Recorded data
########

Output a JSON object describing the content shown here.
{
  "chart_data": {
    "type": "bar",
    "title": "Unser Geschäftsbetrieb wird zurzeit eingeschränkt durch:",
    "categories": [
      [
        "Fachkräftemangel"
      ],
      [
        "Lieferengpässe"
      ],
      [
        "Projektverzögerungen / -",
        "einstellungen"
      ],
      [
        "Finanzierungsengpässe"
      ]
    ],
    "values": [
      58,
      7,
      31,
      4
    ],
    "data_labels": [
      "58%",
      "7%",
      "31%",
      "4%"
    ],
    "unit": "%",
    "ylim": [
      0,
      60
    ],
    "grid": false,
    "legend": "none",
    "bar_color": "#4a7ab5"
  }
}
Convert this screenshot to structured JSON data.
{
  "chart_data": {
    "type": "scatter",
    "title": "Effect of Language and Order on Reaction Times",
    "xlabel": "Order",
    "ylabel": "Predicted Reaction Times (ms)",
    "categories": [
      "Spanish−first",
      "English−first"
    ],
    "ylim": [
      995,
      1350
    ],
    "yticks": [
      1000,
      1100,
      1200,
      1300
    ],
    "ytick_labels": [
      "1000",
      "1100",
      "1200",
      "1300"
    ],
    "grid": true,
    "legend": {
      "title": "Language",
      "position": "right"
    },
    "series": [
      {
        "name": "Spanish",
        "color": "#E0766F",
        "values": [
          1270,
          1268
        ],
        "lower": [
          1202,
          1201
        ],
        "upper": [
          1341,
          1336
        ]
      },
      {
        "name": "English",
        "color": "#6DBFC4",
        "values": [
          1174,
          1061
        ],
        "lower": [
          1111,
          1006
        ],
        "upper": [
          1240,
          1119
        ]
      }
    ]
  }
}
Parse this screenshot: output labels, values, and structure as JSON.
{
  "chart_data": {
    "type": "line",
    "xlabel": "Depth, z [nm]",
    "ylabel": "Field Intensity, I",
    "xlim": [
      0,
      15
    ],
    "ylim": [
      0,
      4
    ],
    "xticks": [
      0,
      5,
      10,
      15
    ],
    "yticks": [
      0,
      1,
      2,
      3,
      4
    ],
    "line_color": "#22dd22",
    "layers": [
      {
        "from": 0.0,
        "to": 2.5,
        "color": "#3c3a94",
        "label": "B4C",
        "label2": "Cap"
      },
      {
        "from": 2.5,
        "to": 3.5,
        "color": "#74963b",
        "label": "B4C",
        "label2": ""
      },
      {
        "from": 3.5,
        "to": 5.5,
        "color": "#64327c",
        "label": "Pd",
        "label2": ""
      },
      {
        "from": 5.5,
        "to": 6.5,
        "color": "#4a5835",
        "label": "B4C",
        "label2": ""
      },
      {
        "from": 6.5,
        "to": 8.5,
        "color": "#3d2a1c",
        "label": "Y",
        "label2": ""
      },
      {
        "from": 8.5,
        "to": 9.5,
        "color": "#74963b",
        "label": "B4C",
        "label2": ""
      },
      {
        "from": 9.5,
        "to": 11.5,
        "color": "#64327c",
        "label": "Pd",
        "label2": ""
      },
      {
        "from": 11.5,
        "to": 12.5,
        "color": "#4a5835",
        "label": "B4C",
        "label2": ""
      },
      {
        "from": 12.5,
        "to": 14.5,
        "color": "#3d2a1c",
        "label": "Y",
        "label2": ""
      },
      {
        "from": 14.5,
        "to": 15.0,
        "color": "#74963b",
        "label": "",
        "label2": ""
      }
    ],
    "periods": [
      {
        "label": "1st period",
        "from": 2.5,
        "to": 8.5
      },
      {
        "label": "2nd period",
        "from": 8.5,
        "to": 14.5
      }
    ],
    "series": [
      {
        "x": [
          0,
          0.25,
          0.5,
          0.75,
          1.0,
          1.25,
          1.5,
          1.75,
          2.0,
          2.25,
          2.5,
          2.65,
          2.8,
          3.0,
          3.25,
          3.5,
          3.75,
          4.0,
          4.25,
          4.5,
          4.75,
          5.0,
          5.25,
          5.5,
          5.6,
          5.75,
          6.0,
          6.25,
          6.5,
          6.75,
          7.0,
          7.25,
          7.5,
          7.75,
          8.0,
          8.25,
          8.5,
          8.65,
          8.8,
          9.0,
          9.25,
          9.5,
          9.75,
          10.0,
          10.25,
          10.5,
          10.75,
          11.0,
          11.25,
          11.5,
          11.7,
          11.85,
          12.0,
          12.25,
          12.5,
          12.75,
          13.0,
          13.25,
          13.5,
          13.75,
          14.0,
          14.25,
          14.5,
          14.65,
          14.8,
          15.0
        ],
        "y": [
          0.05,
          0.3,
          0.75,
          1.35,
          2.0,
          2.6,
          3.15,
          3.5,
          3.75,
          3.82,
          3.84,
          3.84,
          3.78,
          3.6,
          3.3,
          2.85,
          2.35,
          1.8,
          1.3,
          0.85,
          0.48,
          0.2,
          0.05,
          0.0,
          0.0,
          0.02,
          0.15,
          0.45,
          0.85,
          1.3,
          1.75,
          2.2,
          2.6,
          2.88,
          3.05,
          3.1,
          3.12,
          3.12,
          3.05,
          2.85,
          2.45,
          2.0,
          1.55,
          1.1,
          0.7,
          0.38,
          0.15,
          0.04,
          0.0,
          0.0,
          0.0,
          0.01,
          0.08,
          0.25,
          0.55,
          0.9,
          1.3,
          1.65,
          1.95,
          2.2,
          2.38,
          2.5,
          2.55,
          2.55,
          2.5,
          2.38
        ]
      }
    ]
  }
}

########

INSTRUCTION
Take each line containing the string "Reaction" and copy it out.

RESULT
    "title": "Effect of Language and Order on Reaction Times",
    "ylabel": "Predicted Reaction Times (ms)",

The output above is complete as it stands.